--- start MATERIAL ---

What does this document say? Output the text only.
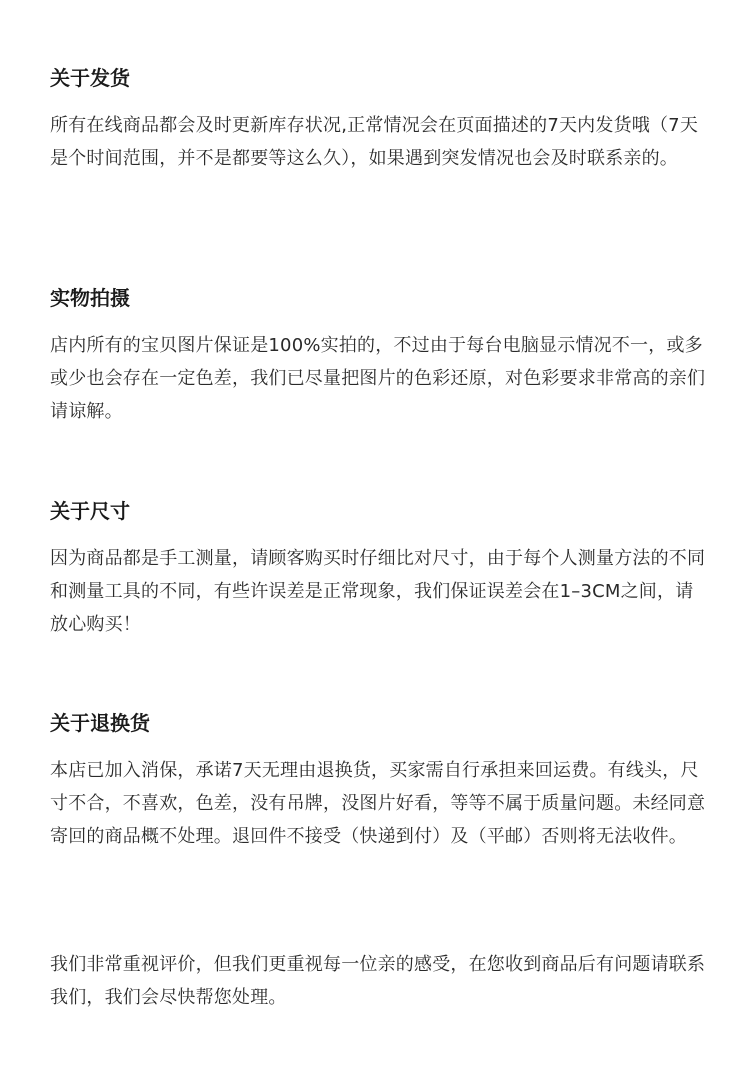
关于发货

所有在线商品都会及时更新库存状况,正常情况会在页面描述的7天内发货哦（7天是个时间范围，并不是都要等这么久），如果遇到突发情况也会及时联系亲的。

实物拍摄

店内所有的宝贝图片保证是100%实拍的，不过由于每台电脑显示情况不一，或多或少也会存在一定色差，我们已尽量把图片的色彩还原，对色彩要求非常高的亲们请谅解。

关于尺寸

因为商品都是手工测量，请顾客购买时仔细比对尺寸，由于每个人测量方法的不同和测量工具的不同，有些许误差是正常现象，我们保证误差会在1–3CM之间，请放心购买！

关于退换货

本店已加入消保，承诺7天无理由退换货，买家需自行承担来回运费。有线头，尺寸不合，不喜欢，色差，没有吊牌，没图片好看，等等不属于质量问题。未经同意寄回的商品概不处理。退回件不接受（快递到付）及（平邮）否则将无法收件。

我们非常重视评价，但我们更重视每一位亲的感受，在您收到商品后有问题请联系我们，我们会尽快帮您处理。
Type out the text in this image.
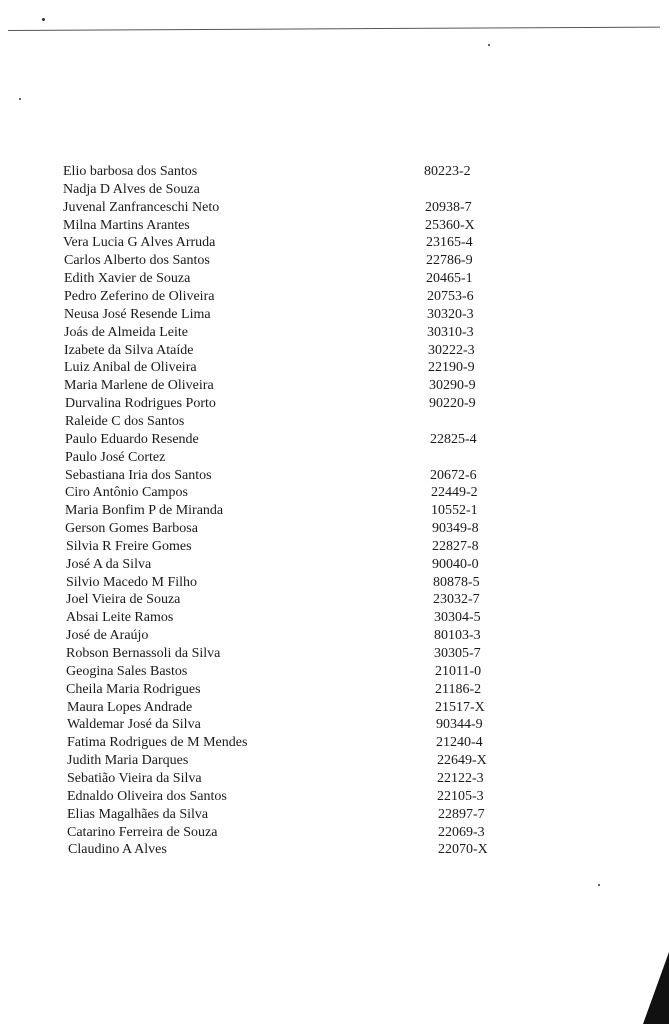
Elio barbosa dos Santos	80223-2
Nadja D Alves de Souza
Juvenal Zanfranceschi Neto	20938-7
Milna Martins Arantes	25360-X
Vera Lucia G Alves Arruda	23165-4
Carlos Alberto dos Santos	22786-9
Edith Xavier de Souza	20465-1
Pedro Zeferino de Oliveira	20753-6
Neusa José Resende Lima	30320-3
Joás de Almeida Leite	30310-3
Izabete da Silva Ataíde	30222-3
Luiz Anibal de Oliveira	22190-9
Maria Marlene de Oliveira	30290-9
Durvalina Rodrigues Porto	90220-9
Raleide C dos Santos
Paulo Eduardo Resende	22825-4
Paulo José Cortez
Sebastiana Iria dos Santos	20672-6
Ciro Antônio Campos	22449-2
Maria Bonfim P de Miranda	10552-1
Gerson Gomes Barbosa	90349-8
Silvia R Freire Gomes	22827-8
José A da Silva	90040-0
Silvio Macedo M Filho	80878-5
Joel Vieira de Souza	23032-7
Absai Leite Ramos	30304-5
José de Araújo	80103-3
Robson Bernassoli da Silva	30305-7
Geogina Sales Bastos	21011-0
Cheila Maria Rodrigues	21186-2
Maura Lopes Andrade	21517-X
Waldemar José da Silva	90344-9
Fatima Rodrigues de M Mendes	21240-4
Judith Maria Darques	22649-X
Sebatião Vieira da Silva	22122-3
Ednaldo Oliveira dos Santos	22105-3
Elias Magalhães da Silva	22897-7
Catarino Ferreira de Souza	22069-3
Claudino A Alves	22070-X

--- end MATERIAL ---

### GIVEN TASK
Transcribe every record above exactly as written, leaving out any pictures.

### FINISHED ANSWER
What does this document say? Output the text only.
关于发货

所有在线商品都会及时更新库存状况,正常情况会在页面描述的7天内发货哦（7天是个时间范围，并不是都要等这么久），如果遇到突发情况也会及时联系亲的。

实物拍摄

店内所有的宝贝图片保证是100%实拍的，不过由于每台电脑显示情况不一，或多或少也会存在一定色差，我们已尽量把图片的色彩还原，对色彩要求非常高的亲们请谅解。

关于尺寸

因为商品都是手工测量，请顾客购买时仔细比对尺寸，由于每个人测量方法的不同和测量工具的不同，有些许误差是正常现象，我们保证误差会在1–3CM之间，请放心购买！

关于退换货

本店已加入消保，承诺7天无理由退换货，买家需自行承担来回运费。有线头，尺寸不合，不喜欢，色差，没有吊牌，没图片好看，等等不属于质量问题。未经同意寄回的商品概不处理。退回件不接受（快递到付）及（平邮）否则将无法收件。

我们非常重视评价，但我们更重视每一位亲的感受，在您收到商品后有问题请联系我们，我们会尽快帮您处理。
Type out the text in this image.
Elio barbosa dos Santos	80223-2
Nadja D Alves de Souza
Juvenal Zanfranceschi Neto	20938-7
Milna Martins Arantes	25360-X
Vera Lucia G Alves Arruda	23165-4
Carlos Alberto dos Santos	22786-9
Edith Xavier de Souza	20465-1
Pedro Zeferino de Oliveira	20753-6
Neusa José Resende Lima	30320-3
Joás de Almeida Leite	30310-3
Izabete da Silva Ataíde	30222-3
Luiz Anibal de Oliveira	22190-9
Maria Marlene de Oliveira	30290-9
Durvalina Rodrigues Porto	90220-9
Raleide C dos Santos
Paulo Eduardo Resende	22825-4
Paulo José Cortez
Sebastiana Iria dos Santos	20672-6
Ciro Antônio Campos	22449-2
Maria Bonfim P de Miranda	10552-1
Gerson Gomes Barbosa	90349-8
Silvia R Freire Gomes	22827-8
José A da Silva	90040-0
Silvio Macedo M Filho	80878-5
Joel Vieira de Souza	23032-7
Absai Leite Ramos	30304-5
José de Araújo	80103-3
Robson Bernassoli da Silva	30305-7
Geogina Sales Bastos	21011-0
Cheila Maria Rodrigues	21186-2
Maura Lopes Andrade	21517-X
Waldemar José da Silva	90344-9
Fatima Rodrigues de M Mendes	21240-4
Judith Maria Darques	22649-X
Sebatião Vieira da Silva	22122-3
Ednaldo Oliveira dos Santos	22105-3
Elias Magalhães da Silva	22897-7
Catarino Ferreira de Souza	22069-3
Claudino A Alves	22070-X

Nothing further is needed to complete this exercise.